**STATED EXERCISE**.
Find each line holding "переподготовке" and copy it out.

- - - -

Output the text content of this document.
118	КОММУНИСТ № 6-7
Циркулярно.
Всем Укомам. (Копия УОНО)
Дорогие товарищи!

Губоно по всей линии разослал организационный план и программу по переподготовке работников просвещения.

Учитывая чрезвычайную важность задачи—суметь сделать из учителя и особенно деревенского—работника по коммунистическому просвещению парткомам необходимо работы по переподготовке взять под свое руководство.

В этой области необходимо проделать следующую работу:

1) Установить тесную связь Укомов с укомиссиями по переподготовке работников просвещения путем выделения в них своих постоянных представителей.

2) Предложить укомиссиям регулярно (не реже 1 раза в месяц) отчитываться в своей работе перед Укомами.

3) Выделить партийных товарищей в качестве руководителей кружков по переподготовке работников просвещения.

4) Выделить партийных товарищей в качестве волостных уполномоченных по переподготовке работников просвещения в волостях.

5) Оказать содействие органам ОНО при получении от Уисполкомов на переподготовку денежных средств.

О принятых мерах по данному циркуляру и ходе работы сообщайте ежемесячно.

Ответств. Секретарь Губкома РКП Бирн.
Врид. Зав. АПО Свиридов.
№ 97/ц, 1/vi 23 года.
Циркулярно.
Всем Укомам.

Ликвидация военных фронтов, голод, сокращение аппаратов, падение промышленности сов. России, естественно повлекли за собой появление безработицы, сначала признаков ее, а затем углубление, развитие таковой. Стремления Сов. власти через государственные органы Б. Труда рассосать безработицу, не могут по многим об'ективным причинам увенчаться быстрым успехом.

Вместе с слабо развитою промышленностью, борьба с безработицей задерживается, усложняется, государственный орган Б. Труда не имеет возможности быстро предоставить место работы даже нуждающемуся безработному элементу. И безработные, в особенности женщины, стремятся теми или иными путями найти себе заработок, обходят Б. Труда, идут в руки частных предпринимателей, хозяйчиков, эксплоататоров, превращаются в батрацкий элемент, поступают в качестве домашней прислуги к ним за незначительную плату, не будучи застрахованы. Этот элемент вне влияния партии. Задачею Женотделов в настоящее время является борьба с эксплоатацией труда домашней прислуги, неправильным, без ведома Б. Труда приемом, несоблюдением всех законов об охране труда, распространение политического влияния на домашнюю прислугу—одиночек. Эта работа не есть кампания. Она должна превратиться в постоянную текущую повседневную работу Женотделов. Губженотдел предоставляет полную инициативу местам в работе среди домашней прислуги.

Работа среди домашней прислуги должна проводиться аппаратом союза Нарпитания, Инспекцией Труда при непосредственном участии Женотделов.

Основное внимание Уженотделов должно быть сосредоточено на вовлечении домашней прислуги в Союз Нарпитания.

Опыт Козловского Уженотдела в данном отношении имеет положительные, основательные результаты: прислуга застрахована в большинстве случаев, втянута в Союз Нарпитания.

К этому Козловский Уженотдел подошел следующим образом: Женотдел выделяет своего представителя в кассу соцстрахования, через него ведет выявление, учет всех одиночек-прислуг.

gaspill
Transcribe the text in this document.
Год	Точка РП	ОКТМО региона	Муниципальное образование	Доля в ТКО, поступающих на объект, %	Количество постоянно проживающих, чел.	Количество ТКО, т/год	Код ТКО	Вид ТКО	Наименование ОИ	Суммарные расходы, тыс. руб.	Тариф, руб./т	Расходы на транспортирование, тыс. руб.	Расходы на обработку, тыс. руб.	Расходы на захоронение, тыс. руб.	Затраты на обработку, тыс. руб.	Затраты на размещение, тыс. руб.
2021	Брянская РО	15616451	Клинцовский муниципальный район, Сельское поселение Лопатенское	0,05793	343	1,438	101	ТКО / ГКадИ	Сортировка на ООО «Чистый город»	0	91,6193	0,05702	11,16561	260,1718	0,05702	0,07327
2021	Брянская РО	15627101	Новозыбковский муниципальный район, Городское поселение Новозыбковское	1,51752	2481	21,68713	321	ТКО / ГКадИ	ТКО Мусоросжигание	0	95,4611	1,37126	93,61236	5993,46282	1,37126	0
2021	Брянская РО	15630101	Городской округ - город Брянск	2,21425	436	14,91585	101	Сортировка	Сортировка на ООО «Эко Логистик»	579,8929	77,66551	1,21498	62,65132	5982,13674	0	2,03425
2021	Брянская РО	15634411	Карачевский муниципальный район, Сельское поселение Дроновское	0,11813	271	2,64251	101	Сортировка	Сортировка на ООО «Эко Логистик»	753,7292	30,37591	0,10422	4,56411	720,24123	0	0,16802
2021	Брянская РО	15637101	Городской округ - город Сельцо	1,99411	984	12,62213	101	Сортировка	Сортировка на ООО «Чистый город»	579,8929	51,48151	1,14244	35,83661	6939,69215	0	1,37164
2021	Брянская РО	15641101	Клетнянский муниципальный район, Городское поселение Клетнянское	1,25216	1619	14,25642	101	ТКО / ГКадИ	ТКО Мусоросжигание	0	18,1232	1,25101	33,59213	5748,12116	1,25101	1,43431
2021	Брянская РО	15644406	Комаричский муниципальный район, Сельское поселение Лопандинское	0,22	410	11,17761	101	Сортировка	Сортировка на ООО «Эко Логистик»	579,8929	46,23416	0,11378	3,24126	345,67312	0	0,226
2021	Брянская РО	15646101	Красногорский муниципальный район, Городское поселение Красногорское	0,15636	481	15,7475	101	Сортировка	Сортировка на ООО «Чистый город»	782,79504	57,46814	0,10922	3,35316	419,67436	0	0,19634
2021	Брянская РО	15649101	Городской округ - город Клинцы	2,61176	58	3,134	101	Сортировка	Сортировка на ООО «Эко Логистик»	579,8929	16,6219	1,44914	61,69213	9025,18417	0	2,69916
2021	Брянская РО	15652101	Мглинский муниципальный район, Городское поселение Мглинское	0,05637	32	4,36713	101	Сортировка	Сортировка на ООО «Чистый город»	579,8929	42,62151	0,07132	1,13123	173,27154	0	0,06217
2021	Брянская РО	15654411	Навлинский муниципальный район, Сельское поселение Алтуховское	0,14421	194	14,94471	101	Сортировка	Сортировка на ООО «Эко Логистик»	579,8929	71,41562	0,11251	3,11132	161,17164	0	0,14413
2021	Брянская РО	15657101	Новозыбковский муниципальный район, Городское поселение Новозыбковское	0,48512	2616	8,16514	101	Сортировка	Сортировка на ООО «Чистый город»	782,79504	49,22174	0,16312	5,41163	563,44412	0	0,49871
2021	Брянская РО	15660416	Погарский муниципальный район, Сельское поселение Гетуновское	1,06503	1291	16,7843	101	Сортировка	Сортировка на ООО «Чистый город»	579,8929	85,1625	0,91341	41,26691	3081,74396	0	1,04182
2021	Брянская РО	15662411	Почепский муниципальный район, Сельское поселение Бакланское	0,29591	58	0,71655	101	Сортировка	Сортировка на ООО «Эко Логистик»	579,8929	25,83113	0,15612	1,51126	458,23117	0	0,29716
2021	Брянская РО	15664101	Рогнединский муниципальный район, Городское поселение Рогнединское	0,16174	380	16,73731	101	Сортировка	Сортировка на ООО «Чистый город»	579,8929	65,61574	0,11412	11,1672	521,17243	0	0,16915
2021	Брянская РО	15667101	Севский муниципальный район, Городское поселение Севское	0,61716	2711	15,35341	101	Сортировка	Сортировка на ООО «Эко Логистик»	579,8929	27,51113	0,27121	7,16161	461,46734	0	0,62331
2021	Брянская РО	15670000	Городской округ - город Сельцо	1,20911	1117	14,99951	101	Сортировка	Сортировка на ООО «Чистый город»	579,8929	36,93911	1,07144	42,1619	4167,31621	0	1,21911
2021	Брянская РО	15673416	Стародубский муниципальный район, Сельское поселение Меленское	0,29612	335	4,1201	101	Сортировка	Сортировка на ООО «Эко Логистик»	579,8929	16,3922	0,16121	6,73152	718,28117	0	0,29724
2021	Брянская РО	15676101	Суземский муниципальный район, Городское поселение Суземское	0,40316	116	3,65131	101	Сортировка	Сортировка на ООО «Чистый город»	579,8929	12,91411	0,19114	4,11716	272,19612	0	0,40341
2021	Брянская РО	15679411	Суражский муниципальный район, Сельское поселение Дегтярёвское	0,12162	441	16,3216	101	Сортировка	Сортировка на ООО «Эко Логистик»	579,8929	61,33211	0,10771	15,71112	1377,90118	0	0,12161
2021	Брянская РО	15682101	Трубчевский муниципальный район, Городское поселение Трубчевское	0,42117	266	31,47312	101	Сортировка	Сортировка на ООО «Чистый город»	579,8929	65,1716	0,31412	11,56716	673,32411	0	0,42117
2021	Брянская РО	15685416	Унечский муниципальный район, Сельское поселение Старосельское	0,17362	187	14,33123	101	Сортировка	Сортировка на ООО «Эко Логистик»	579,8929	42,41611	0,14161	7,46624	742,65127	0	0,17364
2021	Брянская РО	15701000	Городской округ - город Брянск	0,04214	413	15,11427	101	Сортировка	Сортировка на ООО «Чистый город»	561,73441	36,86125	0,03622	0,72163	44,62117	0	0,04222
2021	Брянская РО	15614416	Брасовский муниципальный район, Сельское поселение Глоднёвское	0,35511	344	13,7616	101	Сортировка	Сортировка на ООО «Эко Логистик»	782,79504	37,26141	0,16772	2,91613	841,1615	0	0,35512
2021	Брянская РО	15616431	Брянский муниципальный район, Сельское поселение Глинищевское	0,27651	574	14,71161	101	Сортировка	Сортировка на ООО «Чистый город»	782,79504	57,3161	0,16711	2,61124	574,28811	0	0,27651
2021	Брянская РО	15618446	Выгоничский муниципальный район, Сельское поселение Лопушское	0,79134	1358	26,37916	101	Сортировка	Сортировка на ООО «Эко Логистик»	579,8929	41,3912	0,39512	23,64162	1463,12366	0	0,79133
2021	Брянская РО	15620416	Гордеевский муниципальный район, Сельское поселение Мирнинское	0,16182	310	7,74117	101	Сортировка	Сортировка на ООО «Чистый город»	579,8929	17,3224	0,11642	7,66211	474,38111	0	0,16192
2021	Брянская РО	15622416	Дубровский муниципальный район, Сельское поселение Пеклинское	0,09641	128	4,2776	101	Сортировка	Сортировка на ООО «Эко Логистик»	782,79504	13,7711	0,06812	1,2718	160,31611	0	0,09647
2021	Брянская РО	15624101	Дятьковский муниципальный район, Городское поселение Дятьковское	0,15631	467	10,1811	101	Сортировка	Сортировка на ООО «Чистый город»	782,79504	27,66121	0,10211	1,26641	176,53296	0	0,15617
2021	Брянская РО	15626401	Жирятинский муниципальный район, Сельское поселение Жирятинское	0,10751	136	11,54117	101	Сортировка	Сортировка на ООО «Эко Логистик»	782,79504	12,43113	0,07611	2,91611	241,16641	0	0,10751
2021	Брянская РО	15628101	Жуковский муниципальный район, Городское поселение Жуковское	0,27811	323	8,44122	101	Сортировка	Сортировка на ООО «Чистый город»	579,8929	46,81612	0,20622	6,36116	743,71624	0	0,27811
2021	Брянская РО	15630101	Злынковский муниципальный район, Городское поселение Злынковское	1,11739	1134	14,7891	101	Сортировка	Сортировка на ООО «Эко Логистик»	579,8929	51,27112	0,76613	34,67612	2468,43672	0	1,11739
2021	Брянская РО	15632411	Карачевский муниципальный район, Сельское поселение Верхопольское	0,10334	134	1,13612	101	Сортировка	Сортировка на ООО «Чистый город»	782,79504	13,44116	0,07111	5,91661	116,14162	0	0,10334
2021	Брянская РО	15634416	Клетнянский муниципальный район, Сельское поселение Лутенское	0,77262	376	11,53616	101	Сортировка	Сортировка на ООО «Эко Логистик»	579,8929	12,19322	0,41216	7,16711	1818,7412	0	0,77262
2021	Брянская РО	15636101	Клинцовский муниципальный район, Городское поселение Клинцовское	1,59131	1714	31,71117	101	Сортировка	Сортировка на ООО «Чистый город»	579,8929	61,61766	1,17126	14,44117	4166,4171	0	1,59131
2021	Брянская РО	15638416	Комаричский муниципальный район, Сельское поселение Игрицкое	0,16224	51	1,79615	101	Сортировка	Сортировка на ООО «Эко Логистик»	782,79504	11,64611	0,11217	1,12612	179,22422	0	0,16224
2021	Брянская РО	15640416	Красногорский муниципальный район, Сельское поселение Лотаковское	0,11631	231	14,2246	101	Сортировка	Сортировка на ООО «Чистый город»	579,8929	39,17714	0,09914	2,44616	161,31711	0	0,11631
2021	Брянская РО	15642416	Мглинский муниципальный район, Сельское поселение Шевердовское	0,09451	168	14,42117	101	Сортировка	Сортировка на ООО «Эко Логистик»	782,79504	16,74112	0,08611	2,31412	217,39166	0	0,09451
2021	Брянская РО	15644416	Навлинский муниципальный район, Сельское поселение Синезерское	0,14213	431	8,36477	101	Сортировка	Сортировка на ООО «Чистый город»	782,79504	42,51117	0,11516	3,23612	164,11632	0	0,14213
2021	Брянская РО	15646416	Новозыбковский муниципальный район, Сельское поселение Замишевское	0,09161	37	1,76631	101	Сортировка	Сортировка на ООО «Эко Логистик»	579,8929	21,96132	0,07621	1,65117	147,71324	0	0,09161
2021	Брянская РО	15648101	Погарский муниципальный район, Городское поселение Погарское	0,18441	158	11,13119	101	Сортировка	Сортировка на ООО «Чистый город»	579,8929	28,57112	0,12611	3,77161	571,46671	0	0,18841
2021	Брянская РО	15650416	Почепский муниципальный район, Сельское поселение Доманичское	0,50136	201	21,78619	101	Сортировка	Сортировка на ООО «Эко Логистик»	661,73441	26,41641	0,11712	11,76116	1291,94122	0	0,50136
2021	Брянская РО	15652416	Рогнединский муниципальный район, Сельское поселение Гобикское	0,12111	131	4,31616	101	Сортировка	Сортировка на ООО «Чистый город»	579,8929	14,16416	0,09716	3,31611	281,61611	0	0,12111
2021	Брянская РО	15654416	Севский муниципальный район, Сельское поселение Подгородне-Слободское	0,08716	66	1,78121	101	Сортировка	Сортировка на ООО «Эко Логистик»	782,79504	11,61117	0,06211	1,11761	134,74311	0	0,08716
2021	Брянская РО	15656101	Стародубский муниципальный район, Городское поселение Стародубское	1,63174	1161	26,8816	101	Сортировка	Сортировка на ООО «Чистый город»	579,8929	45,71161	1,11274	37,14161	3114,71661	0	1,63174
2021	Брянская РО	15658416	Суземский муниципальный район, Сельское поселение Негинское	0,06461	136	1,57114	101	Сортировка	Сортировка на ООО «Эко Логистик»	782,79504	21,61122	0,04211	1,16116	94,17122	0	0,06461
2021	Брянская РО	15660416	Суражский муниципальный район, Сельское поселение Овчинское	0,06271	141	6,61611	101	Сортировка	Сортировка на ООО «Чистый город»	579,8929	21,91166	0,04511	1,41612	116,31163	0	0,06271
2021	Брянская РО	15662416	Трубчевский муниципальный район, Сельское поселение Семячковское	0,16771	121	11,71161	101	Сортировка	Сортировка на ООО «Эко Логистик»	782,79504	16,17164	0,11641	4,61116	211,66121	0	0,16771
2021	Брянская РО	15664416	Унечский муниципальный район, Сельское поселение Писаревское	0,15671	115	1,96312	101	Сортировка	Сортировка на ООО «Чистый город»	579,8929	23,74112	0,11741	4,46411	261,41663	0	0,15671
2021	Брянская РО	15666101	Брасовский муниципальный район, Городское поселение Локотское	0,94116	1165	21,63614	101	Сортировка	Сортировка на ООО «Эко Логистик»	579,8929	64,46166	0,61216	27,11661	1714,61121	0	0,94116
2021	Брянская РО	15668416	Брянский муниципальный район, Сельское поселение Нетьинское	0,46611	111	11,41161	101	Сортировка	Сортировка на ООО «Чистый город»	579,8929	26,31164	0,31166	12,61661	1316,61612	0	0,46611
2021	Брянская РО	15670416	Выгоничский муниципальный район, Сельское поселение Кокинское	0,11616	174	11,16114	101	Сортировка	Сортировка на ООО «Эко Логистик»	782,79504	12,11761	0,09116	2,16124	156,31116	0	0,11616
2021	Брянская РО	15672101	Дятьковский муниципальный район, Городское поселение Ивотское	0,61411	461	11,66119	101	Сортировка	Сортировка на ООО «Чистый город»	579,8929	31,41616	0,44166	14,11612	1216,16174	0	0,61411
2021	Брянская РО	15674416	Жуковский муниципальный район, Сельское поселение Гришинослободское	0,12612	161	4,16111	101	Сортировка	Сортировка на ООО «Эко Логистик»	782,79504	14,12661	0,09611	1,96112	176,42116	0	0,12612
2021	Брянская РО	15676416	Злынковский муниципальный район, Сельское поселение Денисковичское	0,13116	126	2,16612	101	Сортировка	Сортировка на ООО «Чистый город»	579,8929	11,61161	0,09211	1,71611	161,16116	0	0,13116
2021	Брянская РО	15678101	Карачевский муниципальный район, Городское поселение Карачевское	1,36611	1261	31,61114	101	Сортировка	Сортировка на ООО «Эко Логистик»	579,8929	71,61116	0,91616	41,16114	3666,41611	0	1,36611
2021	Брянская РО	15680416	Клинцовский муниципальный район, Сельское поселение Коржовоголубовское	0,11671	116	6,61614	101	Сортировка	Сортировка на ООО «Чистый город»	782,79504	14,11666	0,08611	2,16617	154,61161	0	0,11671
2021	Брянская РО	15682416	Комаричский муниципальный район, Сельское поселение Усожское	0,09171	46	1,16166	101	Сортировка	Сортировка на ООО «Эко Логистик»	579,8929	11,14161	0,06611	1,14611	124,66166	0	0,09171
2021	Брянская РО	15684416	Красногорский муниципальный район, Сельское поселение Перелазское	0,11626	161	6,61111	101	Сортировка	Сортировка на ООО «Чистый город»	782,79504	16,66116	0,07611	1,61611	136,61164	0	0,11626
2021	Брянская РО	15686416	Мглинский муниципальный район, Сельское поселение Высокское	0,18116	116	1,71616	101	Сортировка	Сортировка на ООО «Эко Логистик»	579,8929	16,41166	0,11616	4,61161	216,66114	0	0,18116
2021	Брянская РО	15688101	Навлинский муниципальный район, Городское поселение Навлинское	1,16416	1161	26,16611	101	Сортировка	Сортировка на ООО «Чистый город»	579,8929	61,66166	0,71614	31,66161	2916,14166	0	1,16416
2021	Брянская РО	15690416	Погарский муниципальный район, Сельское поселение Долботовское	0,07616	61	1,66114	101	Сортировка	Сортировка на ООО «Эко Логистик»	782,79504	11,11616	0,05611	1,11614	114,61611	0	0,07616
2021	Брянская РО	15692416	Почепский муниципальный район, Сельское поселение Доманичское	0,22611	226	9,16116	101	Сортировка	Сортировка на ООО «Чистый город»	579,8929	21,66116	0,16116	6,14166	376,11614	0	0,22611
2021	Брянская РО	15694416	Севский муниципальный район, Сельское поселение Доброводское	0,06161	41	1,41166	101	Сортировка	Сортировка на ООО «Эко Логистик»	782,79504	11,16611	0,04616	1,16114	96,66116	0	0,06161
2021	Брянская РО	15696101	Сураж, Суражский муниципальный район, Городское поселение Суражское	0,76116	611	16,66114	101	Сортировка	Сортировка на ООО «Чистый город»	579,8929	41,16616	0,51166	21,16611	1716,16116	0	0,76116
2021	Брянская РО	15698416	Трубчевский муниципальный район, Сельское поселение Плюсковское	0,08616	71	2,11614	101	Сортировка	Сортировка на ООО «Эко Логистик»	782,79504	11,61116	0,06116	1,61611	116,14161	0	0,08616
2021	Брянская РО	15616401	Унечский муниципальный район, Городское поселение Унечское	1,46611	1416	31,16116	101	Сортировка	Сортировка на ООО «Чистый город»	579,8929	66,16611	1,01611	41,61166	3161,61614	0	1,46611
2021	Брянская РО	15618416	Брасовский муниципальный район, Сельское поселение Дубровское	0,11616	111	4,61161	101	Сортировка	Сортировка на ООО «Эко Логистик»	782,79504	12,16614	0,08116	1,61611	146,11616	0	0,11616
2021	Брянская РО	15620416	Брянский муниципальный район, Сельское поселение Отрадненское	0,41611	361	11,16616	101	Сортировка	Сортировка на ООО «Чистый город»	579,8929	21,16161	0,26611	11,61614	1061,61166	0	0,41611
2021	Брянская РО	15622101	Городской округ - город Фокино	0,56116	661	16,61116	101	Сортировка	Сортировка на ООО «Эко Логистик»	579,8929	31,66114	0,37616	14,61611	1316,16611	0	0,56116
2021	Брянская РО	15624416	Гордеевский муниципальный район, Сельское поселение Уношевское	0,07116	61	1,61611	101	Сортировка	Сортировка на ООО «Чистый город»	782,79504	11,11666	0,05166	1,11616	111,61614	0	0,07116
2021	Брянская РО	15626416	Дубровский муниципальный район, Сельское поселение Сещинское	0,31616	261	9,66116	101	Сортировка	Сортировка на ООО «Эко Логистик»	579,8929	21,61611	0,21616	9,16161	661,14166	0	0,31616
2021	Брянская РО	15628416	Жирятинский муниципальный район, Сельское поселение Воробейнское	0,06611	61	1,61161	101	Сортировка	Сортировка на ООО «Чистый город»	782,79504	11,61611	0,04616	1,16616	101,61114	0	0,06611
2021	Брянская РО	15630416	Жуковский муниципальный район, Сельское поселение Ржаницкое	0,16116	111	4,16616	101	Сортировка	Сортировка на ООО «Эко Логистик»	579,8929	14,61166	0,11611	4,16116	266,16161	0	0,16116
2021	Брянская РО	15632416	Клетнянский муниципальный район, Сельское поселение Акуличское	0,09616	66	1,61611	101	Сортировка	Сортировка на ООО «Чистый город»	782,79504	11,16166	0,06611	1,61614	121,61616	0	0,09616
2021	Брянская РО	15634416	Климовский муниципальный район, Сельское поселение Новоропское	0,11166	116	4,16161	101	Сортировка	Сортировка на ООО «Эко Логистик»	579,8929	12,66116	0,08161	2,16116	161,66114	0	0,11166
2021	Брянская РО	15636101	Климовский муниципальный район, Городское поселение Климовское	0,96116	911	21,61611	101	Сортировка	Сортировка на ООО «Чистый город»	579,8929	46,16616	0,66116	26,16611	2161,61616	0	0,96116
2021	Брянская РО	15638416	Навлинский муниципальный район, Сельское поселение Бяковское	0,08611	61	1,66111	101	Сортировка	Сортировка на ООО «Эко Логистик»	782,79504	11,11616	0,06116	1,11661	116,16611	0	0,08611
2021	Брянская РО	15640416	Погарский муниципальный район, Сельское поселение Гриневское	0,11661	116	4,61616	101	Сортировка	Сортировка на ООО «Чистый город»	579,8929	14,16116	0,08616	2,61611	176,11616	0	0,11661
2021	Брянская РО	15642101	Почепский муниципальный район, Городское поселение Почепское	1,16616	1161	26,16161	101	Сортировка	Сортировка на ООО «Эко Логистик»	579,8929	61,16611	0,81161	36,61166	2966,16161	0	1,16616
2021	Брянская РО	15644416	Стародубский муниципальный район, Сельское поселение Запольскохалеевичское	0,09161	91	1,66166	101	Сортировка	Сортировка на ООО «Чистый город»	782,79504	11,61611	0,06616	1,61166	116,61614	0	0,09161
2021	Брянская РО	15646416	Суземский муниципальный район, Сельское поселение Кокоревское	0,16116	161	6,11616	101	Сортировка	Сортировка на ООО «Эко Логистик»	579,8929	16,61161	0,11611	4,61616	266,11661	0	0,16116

- - - -

**OUTPUT OF THE TASK**.
Губоно по всей линии разослал организационный план и программу по переподготовке работников просвещения.
Учитывая чрезвычайную важность задачи—суметь сделать из учителя и особенно деревенского—работника по коммунистическому просвещению парткомам необходимо работы по переподготовке взять под свое руководство.
1) Установить тесную связь Укомов с укомиссиями по переподготовке работников просвещения путем выделения в них своих постоянных представителей.
3) Выделить партийных товарищей в качестве руководителей кружков по переподготовке работников просвещения.
4) Выделить партийных товарищей в качестве волостных уполномоченных по переподготовке работников просвещения в волостях.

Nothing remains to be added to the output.